→ **DOCUMENT EXCERPT**:
Cleaning Zinc Anodes
 
Rich,
No, it does not. The problem in your neighbor's boat affecting your boat IS
the common bonding. Without that, there is no circuit! Secondly, a ground
isolator is not a cure, it is an inhibitor because the leakage current
through that diode is still very damaging. These measures only address stray
current corrosion. Galvanic corrosion on the other hand, causes identical
damage, but is caused by dissimilar metals in a common electrolyte and
sacrificial anodes are another band aid, not a cure. These anodes can
actually encourage galvanic corrosion. This is a very complex subject and if
you are suffering from this, the goal should be elimination, not a band aid.
On another point, there is a lot of advise out there in print that is either
incomplete or unadulterated b-ll s---t and propagating it without a thorough
understanding does no one any good.
Steve

"RichH" wrote in message
...
Opppps, Brain Fart !!!

Zinc (-1.0v) less reactive than Mg (-1.6v).

Still the rest applies: galvalnic isolator, common bonding through the
AC ground, reference cell, etc., etc.




[email protected] August 27th 08 12:22 AM

Cleaning Zinc Anodes
 
On Aug 21, 12:19*am, "Steve Lusardi" wrote:
Rich,
No, it does not. The problem in your neighbor's boat affecting your boat IS
the common bonding. Without that, there is no circuit! Secondly, a ground
isolator is not a cure, it is an inhibitor because the leakage current
through that diode is still very damaging. These measures only address stray
current corrosion. Galvanic corrosion on the other hand, causes identical
damage, but is caused by dissimilar metals in a common electrolyte and
sacrificial anodes are another band aid, not a cure. These anodes can
actually encourage galvanic corrosion. This is a very complex subject and if
you are suffering from this, the goal should be elimination, not a band aid.
On another point, there is a lot of advise out there in print that is either
incomplete or unadulterated b-ll s---t and propagating it without a thorough
understanding does no one any good.
Steve

"RichH" wrote in message

...



Opppps, Brain Fart !!!


Zinc (-1.0v) less reactive than Mg (-1.6v).


Still the rest applies: galvalnic isolator, common bonding through the
AC ground, reference cell, etc., etc.- Hide quoted text -


- Show quoted text -


OK ...

I've read thru the posts, and now I'm MORE confused than ever. A bit
of background; my previous vessel had been stored in the very same
lake we visit from time to time (Summersville, WVa). When I plopped
it into the Kanawha River, it seemed the zincs didn't really do a
great deal, more the lower end of the outdrive took the hit. So now I
have this brand new vessel (2007 260DA) .. don't know if the "zincs"
are Zinc or Magnesium .. I'm guessing Zinc, but you know what guessing
does.

I've cleaned the gunk off 'em with a small steel brush, down to the
shiny. I expect I'll replace 'em when I pull the vessel out of the
water for winterizing, but that still doesn't answer the questions in
my mind. 1) I have Sea Ray's Galvonic Isolator (standard install) ..

→ **TO DO**:
A – In the zinc anode thread, which lake does the poster say their previous vessel had been stored in?
B – List the measures that RichH names in the zinc anode thread as things that "still" apply.
C – According to the zinc anode thread, why is a ground isolator not a cure?

→ **PROVIDED RECORDS**:
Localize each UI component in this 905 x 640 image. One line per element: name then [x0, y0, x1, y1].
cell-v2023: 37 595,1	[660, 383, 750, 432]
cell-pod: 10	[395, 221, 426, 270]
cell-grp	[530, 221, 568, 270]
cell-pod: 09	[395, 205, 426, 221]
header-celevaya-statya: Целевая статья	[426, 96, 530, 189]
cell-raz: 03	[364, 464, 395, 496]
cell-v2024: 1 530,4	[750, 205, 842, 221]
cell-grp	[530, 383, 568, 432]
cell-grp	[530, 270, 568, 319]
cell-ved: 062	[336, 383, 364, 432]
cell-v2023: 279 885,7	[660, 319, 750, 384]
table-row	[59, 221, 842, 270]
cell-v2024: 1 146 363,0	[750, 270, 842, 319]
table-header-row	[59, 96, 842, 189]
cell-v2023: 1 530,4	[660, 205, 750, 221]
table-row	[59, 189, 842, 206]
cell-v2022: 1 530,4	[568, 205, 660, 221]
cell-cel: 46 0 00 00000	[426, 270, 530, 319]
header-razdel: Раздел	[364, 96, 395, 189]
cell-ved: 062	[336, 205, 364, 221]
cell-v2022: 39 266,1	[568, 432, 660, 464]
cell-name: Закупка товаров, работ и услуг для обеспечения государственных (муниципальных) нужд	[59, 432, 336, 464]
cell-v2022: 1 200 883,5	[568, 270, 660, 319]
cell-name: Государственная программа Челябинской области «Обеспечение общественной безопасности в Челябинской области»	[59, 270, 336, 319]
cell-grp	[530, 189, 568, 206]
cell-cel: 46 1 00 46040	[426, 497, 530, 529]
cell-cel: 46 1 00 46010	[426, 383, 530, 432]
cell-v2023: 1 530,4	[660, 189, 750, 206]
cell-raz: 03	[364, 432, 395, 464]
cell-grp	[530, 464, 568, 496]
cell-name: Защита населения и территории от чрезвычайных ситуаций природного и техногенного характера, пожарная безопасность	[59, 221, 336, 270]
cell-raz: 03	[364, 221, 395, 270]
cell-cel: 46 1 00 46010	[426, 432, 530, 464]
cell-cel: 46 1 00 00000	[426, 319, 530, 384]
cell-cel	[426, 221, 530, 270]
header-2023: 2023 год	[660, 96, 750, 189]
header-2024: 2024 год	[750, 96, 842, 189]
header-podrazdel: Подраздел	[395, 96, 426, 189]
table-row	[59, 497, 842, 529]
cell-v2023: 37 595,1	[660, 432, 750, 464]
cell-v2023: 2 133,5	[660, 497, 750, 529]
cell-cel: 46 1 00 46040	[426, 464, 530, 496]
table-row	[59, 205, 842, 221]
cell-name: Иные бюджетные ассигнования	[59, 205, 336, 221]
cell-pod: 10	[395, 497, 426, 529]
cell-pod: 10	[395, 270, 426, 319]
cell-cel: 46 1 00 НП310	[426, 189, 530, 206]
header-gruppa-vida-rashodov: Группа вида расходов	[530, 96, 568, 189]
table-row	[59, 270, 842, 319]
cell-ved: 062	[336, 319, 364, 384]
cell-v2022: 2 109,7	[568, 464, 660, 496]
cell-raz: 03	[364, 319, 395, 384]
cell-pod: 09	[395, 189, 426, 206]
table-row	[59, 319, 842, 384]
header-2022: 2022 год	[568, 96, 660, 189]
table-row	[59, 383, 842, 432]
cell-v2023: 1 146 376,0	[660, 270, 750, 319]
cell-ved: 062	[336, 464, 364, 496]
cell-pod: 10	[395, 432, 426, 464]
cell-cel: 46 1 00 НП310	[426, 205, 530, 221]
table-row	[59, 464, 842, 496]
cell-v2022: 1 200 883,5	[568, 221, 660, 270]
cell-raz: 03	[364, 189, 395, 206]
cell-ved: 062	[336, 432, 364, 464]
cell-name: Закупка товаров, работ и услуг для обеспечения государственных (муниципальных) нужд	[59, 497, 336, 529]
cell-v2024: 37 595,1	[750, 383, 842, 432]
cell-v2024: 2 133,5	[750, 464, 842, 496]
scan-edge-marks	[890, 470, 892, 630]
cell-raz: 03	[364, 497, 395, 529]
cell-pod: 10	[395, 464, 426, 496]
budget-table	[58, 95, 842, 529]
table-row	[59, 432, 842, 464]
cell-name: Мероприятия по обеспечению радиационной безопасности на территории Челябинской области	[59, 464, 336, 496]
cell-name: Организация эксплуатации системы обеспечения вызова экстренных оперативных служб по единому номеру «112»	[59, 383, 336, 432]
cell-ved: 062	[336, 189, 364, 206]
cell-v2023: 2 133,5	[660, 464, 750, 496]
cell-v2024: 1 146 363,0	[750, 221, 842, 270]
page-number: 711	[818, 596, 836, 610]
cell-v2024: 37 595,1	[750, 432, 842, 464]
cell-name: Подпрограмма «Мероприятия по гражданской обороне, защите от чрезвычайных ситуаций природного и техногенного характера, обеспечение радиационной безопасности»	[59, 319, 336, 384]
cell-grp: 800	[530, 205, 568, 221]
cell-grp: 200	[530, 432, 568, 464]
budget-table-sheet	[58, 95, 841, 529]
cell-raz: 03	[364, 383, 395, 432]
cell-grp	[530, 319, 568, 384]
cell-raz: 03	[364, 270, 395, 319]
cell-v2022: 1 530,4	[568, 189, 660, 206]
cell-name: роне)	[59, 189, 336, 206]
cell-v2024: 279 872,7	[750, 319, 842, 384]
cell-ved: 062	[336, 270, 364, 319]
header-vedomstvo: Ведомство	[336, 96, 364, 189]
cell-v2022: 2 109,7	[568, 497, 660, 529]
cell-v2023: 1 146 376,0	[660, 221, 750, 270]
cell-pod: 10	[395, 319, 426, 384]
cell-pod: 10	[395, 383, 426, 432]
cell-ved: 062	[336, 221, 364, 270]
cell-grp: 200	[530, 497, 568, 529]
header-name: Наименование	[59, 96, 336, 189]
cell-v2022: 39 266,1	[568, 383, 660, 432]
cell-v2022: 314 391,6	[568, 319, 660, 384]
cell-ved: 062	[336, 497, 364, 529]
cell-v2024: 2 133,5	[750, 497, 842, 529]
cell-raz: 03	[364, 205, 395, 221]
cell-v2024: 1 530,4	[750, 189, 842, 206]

→ **SOLUTIONS TO EACH TASK**:
A – Summersville, WVa.

B –
- galvalnic isolator
- common bonding through the AC ground
- reference cell

C – It is only an inhibitor, because the leakage current through its diode is still very damaging.